> [Directive] Answer with a single number: the count of lines that hold "Jacob".

** start **

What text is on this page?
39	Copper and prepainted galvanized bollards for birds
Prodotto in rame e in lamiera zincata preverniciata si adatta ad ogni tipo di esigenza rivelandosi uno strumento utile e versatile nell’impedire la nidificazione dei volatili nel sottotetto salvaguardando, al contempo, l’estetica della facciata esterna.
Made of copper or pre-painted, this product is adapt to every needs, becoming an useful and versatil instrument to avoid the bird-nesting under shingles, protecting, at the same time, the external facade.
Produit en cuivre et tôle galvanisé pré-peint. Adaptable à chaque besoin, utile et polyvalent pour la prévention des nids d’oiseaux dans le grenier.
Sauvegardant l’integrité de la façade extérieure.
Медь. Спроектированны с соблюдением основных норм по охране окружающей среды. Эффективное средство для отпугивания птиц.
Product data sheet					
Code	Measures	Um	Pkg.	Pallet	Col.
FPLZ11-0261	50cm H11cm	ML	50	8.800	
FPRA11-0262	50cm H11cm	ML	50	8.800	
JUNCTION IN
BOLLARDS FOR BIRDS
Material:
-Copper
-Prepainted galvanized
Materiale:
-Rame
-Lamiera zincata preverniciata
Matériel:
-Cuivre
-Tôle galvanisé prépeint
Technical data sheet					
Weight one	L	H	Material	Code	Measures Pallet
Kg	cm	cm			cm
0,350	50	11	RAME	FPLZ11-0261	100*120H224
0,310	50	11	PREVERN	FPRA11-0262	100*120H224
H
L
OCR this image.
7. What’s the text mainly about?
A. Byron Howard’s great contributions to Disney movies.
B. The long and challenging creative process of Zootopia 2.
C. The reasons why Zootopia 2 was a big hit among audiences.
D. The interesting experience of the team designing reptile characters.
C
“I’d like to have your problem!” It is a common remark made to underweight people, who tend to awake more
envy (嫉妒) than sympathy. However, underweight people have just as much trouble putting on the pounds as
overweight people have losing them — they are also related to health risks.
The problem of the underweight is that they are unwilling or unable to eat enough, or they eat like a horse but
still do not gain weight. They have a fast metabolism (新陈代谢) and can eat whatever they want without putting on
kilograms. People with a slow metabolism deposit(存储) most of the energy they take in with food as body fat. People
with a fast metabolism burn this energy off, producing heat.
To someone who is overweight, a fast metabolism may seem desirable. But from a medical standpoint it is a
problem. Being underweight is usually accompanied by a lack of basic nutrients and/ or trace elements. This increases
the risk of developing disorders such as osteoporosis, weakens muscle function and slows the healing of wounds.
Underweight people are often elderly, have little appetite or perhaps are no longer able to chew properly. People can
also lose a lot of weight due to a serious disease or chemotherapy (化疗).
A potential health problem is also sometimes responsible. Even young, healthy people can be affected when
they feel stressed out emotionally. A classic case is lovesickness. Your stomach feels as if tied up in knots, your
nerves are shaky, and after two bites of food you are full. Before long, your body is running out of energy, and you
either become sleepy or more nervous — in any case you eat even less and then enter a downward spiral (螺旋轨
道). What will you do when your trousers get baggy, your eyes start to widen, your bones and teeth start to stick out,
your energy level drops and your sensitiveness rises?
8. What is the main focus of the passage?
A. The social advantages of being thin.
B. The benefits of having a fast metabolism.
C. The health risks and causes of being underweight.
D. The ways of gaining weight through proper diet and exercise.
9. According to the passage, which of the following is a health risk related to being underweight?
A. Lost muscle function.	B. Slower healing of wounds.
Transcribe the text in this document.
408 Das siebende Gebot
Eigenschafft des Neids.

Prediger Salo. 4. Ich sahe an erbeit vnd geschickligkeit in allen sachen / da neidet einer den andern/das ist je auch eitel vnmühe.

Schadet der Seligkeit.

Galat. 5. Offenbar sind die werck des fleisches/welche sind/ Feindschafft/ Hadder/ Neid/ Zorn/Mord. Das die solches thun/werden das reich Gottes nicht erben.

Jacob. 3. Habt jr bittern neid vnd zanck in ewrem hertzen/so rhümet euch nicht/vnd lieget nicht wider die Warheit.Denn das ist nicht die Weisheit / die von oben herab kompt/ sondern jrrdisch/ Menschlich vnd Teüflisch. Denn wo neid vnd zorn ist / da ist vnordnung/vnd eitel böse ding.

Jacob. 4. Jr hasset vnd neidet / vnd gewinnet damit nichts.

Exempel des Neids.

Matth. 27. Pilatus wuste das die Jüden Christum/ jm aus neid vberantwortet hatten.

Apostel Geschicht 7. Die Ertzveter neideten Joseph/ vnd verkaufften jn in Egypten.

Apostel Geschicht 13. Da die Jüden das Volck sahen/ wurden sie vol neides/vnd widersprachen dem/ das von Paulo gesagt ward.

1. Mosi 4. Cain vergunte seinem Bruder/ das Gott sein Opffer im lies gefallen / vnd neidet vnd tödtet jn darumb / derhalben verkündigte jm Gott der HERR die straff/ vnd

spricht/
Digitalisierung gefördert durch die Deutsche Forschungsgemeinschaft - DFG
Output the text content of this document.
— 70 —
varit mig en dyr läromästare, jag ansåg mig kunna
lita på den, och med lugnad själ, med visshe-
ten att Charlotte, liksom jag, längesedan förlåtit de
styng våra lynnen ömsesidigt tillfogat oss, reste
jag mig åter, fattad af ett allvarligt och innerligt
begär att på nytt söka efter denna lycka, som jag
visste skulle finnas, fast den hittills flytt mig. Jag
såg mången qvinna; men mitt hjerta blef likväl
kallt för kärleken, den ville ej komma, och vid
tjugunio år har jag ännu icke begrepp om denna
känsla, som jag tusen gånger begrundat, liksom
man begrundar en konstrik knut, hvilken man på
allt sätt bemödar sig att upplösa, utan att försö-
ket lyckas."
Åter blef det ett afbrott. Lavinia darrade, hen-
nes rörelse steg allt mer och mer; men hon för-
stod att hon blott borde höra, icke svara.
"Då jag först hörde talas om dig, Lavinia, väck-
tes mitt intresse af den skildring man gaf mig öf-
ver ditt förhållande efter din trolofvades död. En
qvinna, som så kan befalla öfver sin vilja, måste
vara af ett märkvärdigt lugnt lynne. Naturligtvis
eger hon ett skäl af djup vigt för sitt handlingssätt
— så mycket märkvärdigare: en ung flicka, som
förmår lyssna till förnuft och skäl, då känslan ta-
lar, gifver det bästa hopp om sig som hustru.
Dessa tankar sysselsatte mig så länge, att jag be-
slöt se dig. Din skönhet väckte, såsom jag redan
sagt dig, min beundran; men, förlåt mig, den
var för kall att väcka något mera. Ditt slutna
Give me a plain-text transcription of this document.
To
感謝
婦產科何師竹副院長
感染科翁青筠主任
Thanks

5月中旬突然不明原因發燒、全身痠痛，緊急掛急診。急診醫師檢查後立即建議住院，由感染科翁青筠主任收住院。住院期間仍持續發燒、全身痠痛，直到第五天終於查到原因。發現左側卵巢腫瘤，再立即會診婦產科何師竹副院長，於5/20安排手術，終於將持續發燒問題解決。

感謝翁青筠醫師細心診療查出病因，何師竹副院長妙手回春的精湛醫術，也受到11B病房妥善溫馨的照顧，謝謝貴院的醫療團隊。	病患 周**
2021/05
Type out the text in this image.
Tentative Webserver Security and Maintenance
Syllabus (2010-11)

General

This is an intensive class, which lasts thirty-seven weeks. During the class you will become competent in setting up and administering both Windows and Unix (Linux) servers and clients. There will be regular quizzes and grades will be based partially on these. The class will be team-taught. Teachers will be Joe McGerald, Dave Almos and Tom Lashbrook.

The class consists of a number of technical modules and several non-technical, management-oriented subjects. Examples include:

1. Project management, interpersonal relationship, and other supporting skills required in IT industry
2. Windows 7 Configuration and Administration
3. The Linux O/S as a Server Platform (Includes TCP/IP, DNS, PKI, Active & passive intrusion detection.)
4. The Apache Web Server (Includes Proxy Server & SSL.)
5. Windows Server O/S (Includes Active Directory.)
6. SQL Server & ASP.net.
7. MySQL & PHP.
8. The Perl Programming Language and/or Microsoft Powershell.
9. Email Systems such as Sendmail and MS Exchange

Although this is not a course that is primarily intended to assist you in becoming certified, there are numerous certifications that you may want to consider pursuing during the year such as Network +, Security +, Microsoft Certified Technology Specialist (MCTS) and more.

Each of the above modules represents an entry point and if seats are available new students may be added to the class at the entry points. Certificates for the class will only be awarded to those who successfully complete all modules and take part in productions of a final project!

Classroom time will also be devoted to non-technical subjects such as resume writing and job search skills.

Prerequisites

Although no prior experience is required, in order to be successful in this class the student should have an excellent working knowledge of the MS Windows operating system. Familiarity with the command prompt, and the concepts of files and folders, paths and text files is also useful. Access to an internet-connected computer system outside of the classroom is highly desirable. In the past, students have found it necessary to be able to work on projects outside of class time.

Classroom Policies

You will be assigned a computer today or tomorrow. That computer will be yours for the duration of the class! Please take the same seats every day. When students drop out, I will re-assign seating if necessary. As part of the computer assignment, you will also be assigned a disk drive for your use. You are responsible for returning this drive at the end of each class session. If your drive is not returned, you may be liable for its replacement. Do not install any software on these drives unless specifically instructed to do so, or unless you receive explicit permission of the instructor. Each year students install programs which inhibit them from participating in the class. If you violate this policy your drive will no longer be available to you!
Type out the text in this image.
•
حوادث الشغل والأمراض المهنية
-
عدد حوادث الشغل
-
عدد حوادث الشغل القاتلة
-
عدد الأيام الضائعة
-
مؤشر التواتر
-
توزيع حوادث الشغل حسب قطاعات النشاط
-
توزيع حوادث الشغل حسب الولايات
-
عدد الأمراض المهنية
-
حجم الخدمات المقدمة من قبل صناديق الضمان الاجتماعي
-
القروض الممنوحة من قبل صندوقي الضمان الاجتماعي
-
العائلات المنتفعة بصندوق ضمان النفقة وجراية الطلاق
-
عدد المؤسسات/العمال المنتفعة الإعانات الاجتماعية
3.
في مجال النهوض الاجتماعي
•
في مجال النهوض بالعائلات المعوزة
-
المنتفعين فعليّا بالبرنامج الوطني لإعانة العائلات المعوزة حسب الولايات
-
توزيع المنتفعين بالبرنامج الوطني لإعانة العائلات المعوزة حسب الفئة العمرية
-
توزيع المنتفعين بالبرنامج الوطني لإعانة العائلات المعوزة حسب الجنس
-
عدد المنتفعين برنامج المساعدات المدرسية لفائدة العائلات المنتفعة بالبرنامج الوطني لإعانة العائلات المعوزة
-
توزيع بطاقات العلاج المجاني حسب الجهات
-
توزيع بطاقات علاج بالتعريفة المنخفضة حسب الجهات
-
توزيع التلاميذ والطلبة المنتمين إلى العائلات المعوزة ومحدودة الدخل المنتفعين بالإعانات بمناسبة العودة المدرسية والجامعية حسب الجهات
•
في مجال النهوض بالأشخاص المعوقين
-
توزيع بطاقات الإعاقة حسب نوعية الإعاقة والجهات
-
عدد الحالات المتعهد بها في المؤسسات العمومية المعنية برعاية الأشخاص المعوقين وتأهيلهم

** end **

> [Expected output] 2